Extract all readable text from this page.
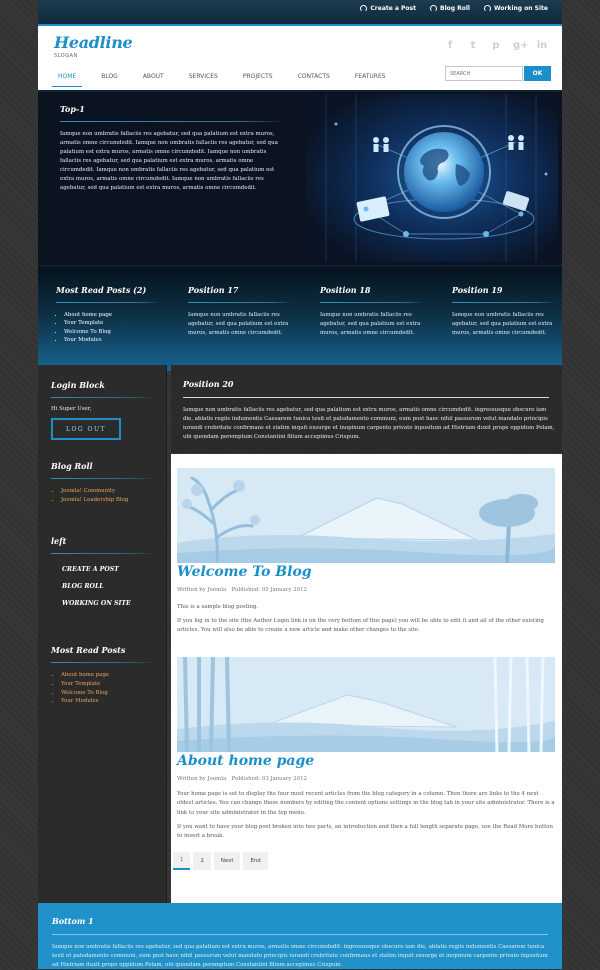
Create a Post	Blog Roll	Working on Site
Headline
SLOGAN
f	t	p g+ in
HOME	BLOG	ABOUT	SERVICES	PROJECTS	CONTACTS	FEATURES
SEARCH	OK
Top-1

Iamque non umbratis fallaciis res agebatur, sed qua palatium est extra muros, armatis omne circumdedit. Iamque non umbratis fallaciis res agebatur, sed qua palatium est extra muros, armatis omne circumdedit. Iamque non umbratis fallaciis res agebatur, sed qua palatium est extra muros, armatis omne circumdedit. Iamque non umbratis fallaciis res agebatur, sed qua palatium est extra muros, armatis omne circumdedit. Iamque non umbratis fallaciis res agebatur, sed qua palatium est extra muros, armatis omne circumdedit.

Most Read Posts (2)
• About home page
• Your Template
• Welcome To Blog
• Your Modules
Position 17

Iamque non umbratis fallaciis res agebatur, sed qua palatium est extra muros, armatis omne circumdedit.

Position 18

Iamque non umbratis fallaciis res agebatur, sed qua palatium est extra muros, armatis omne circumdedit.

Position 19

Iamque non umbratis fallaciis res agebatur, sed qua palatium est extra muros, armatis omne circumdedit.

Login Block
Hi Super User,
LOG OUT
Blog Roll
• Joomla! Community
• Joomla! Leadership Blog
left
CREATE A POST
BLOG ROLL
WORKING ON SITE
Most Read Posts
• About home page
• Your Template
• Welcome To Blog
• Your Modules
Position 20

Iamque non umbratis fallaciis res agebatur, sed qua palatium est extra muros, armatis omne circumdedit. ingressusque obscuro iam die, ablatis regiis indumentis Caesarem tunica texit et paludamento communi, eum post haec nihil passurum velut mandato principis iurandi crebritate confirmans et statim inquit exsurge et inopinum carpento privato inpositum ad Histriam duxit prope oppidum Polam, ubi quondam peremptum Constantini filium accepimus Crispum.

Welcome To Blog
Written by Joomla Published: 05 January 2012

This is a sample blog posting.

If you log in to the site (the Author Login link is on the very bottom of this page) you will be able to edit it and all of the other existing articles. You will also be able to create a new article and make other changes to the site.

About home page
Written by Joomla Published: 03 January 2012

Your home page is set to display the four most recent articles from the blog category in a column. Then there are links to the 4 next oldest articles. You can change those numbers by editing the content options settings in the blog tab in your site administrator. There is a link to your site administrator in the top menu.

If you want to have your blog post broken into two parts, an introduction and then a full length separate page, use the Read More button to insert a break.

1	2	Next	End
Bottom 1

Iamque non umbratis fallaciis res agebatur, sed qua palatium est extra muros, armatis omne circumdedit. ingressusque obscuro iam die, ablatis regiis indumentis Caesarem tunica texit et paludamento communi, eum post haec nihil passurum velut mandato principis iurandi crebritate confirmans et statim inquit exsurge et inopinum carpento privato inpositum ad Histriam duxit prope oppidum Polam, ubi quondam peremptum Constantini filium accepimus Crispum.
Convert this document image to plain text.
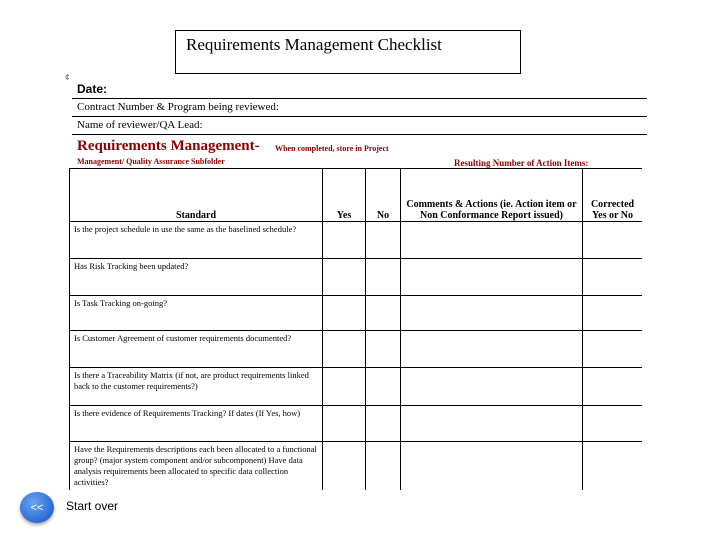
Requirements Management Checklist
¢
Date:
Contract Number & Program being reviewed:
Name of reviewer/QA Lead:
Requirements Management- When completed, store in Project
Management/ Quality Assurance Subfolder	Resulting Number of Action Items:
Standard	Yes	No	Comments & Actions (ie. Action item or Non Conformance Report issued)	Corrected Yes or No
Is the project schedule in use the same as the baselined schedule?				
Has Risk Tracking been updated?				
Is Task Tracking on-going?				
Is Customer Agreement of customer requirements documented?				
Is there a Traceability Matrix (if not, are product requirements linked back to the customer requirements?)				
Is there evidence of Requirements Tracking? If dates (If Yes, how)				
Have the Requirements descriptions each been allocated to a functional group? (major system component and/or subcomponent) Have data analysis requirements been allocated to specific data collection activities?				
<<	Start over
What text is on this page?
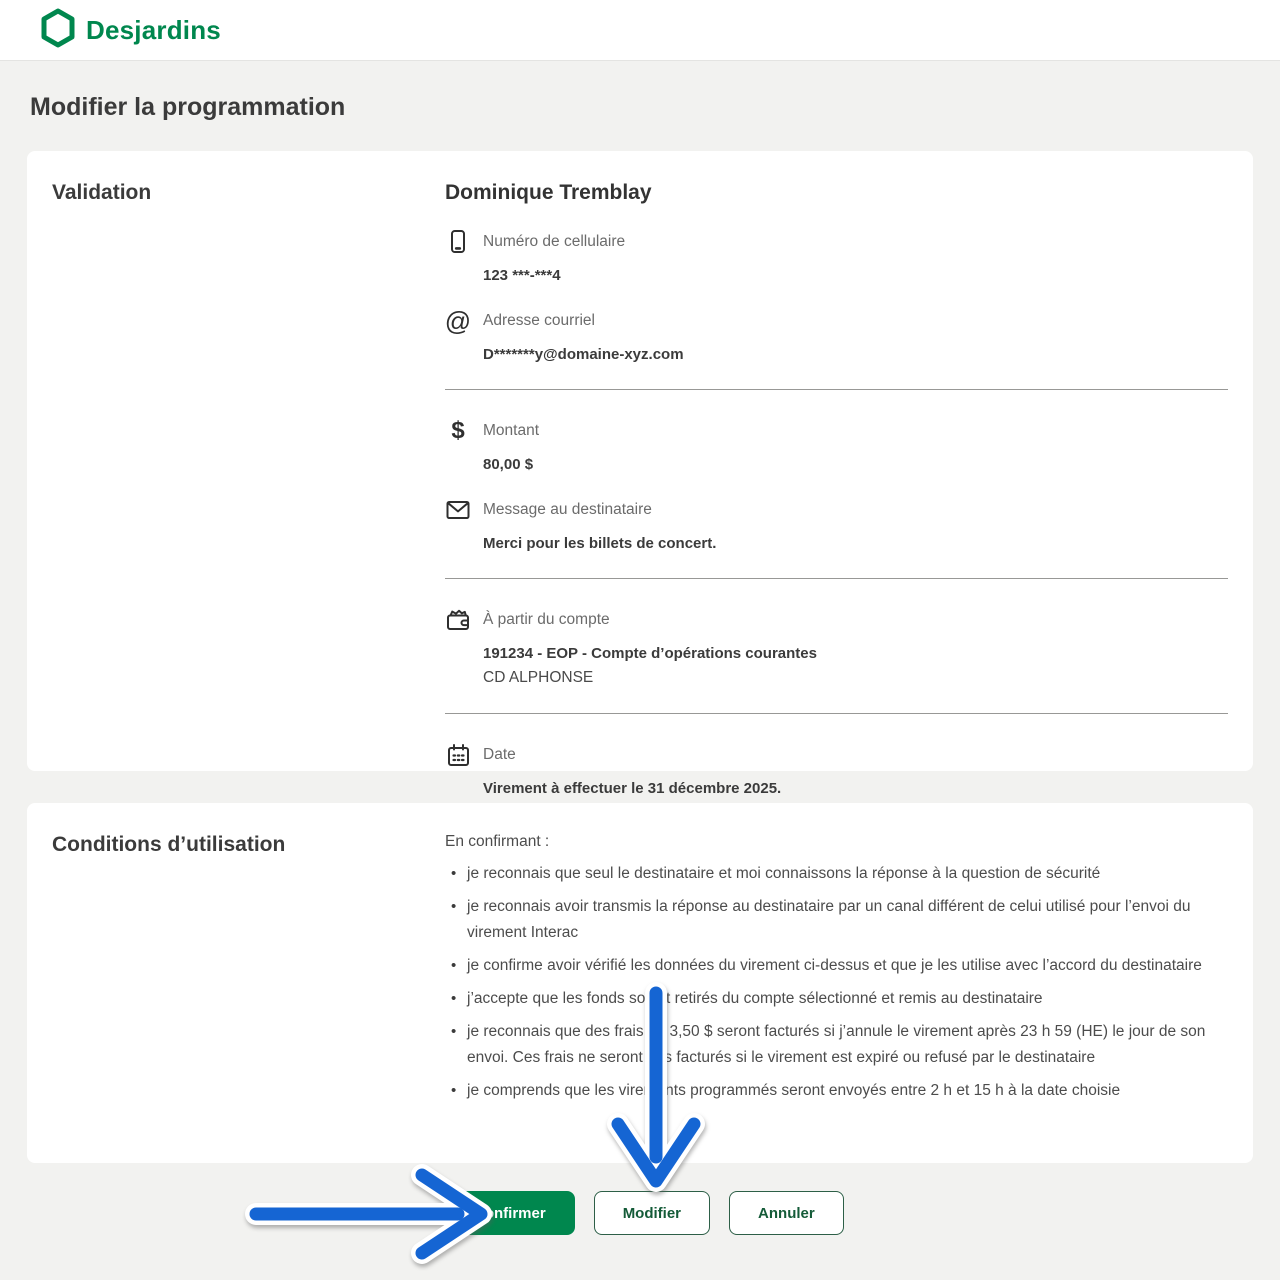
Desjardins
Modifier la programmation
Validation	Dominique Tremblay
Numéro de cellulaire
123 ***-***4
@ Adresse courriel
D*******y@domaine-xyz.com
$	Montant
80,00 $
Message au destinataire
Merci pour les billets de concert.
À partir du compte
191234 - EOP - Compte d’opérations courantes
CD ALPHONSE
Date
Virement à effectuer le 31 décembre 2025.
Conditions d’utilisation	En confirmant :

• je reconnais que seul le destinataire et moi connaissons la réponse à la question de sécurité
• je reconnais avoir transmis la réponse au destinataire par un canal différent de celui utilisé pour l’envoi du virement Interac
• je confirme avoir vérifié les données du virement ci-dessus et que je les utilise avec l’accord du destinataire
• j’accepte que les fonds soient retirés du compte sélectionné et remis au destinataire
• je reconnais que des frais de 3,50 $ seront facturés si j’annule le virement après 23 h 59 (HE) le jour de son envoi. Ces frais ne seront pas facturés si le virement est expiré ou refusé par le destinataire
• je comprends que les virements programmés seront envoyés entre 2 h et 15 h à la date choisie
Confirmer	Modifier	Annuler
┄┄┄┄┄┄┄┄┄┄
**Given problem**
Quote in full the listing given above; the images are to be left out.

**Exercise response**
Extract all readable text from this page.
Create a Post	Blog Roll	Working on Site
Headline
SLOGAN
f	t	p g+ in
HOME	BLOG	ABOUT	SERVICES	PROJECTS	CONTACTS	FEATURES
SEARCH	OK
Top-1

Iamque non umbratis fallaciis res agebatur, sed qua palatium est extra muros, armatis omne circumdedit. Iamque non umbratis fallaciis res agebatur, sed qua palatium est extra muros, armatis omne circumdedit. Iamque non umbratis fallaciis res agebatur, sed qua palatium est extra muros, armatis omne circumdedit. Iamque non umbratis fallaciis res agebatur, sed qua palatium est extra muros, armatis omne circumdedit. Iamque non umbratis fallaciis res agebatur, sed qua palatium est extra muros, armatis omne circumdedit.

Most Read Posts (2)
• About home page
• Your Template
• Welcome To Blog
• Your Modules
Position 17

Iamque non umbratis fallaciis res agebatur, sed qua palatium est extra muros, armatis omne circumdedit.

Position 18

Iamque non umbratis fallaciis res agebatur, sed qua palatium est extra muros, armatis omne circumdedit.

Position 19

Iamque non umbratis fallaciis res agebatur, sed qua palatium est extra muros, armatis omne circumdedit.

Login Block
Hi Super User,
LOG OUT
Blog Roll
• Joomla! Community
• Joomla! Leadership Blog
left
CREATE A POST
BLOG ROLL
WORKING ON SITE
Most Read Posts
• About home page
• Your Template
• Welcome To Blog
• Your Modules
Position 20

Iamque non umbratis fallaciis res agebatur, sed qua palatium est extra muros, armatis omne circumdedit. ingressusque obscuro iam die, ablatis regiis indumentis Caesarem tunica texit et paludamento communi, eum post haec nihil passurum velut mandato principis iurandi crebritate confirmans et statim inquit exsurge et inopinum carpento privato inpositum ad Histriam duxit prope oppidum Polam, ubi quondam peremptum Constantini filium accepimus Crispum.

Welcome To Blog
Written by Joomla Published: 05 January 2012

This is a sample blog posting.

If you log in to the site (the Author Login link is on the very bottom of this page) you will be able to edit it and all of the other existing articles. You will also be able to create a new article and make other changes to the site.

About home page
Written by Joomla Published: 03 January 2012

Your home page is set to display the four most recent articles from the blog category in a column. Then there are links to the 4 next oldest articles. You can change those numbers by editing the content options settings in the blog tab in your site administrator. There is a link to your site administrator in the top menu.

If you want to have your blog post broken into two parts, an introduction and then a full length separate page, use the Read More button to insert a break.

1	2	Next	End
Bottom 1

Iamque non umbratis fallaciis res agebatur, sed qua palatium est extra muros, armatis omne circumdedit. ingressusque obscuro iam die, ablatis regiis indumentis Caesarem tunica texit et paludamento communi, eum post haec nihil passurum velut mandato principis iurandi crebritate confirmans et statim inquit exsurge et inopinum carpento privato inpositum ad Histriam duxit prope oppidum Polam, ubi quondam peremptum Constantini filium accepimus Crispum.
Convert this document image to plain text.
Requirements Management Checklist
¢
Date:
Contract Number & Program being reviewed:
Name of reviewer/QA Lead:
Requirements Management- When completed, store in Project
Management/ Quality Assurance Subfolder	Resulting Number of Action Items:
Standard	Yes	No	Comments & Actions (ie. Action item or Non Conformance Report issued)	Corrected Yes or No
Is the project schedule in use the same as the baselined schedule?				
Has Risk Tracking been updated?				
Is Task Tracking on-going?				
Is Customer Agreement of customer requirements documented?				
Is there a Traceability Matrix (if not, are product requirements linked back to the customer requirements?)				
Is there evidence of Requirements Tracking? If dates (If Yes, how)				
Have the Requirements descriptions each been allocated to a functional group? (major system component and/or subcomponent) Have data analysis requirements been allocated to specific data collection activities?				
<<	Start over
What text is on this page?
Desjardins
Modifier la programmation
Validation	Dominique Tremblay
Numéro de cellulaire
123 ***-***4
@ Adresse courriel
D*******y@domaine-xyz.com
$	Montant
80,00 $
Message au destinataire
Merci pour les billets de concert.
À partir du compte
191234 - EOP - Compte d’opérations courantes
CD ALPHONSE
Date
Virement à effectuer le 31 décembre 2025.
Conditions d’utilisation	En confirmant :

• je reconnais que seul le destinataire et moi connaissons la réponse à la question de sécurité
• je reconnais avoir transmis la réponse au destinataire par un canal différent de celui utilisé pour l’envoi du virement Interac
• je confirme avoir vérifié les données du virement ci-dessus et que je les utilise avec l’accord du destinataire
• j’accepte que les fonds soient retirés du compte sélectionné et remis au destinataire
• je reconnais que des frais de 3,50 $ seront facturés si j’annule le virement après 23 h 59 (HE) le jour de son envoi. Ces frais ne seront pas facturés si le virement est expiré ou refusé par le destinataire
• je comprends que les virements programmés seront envoyés entre 2 h et 15 h à la date choisie
Confirmer	Modifier	Annuler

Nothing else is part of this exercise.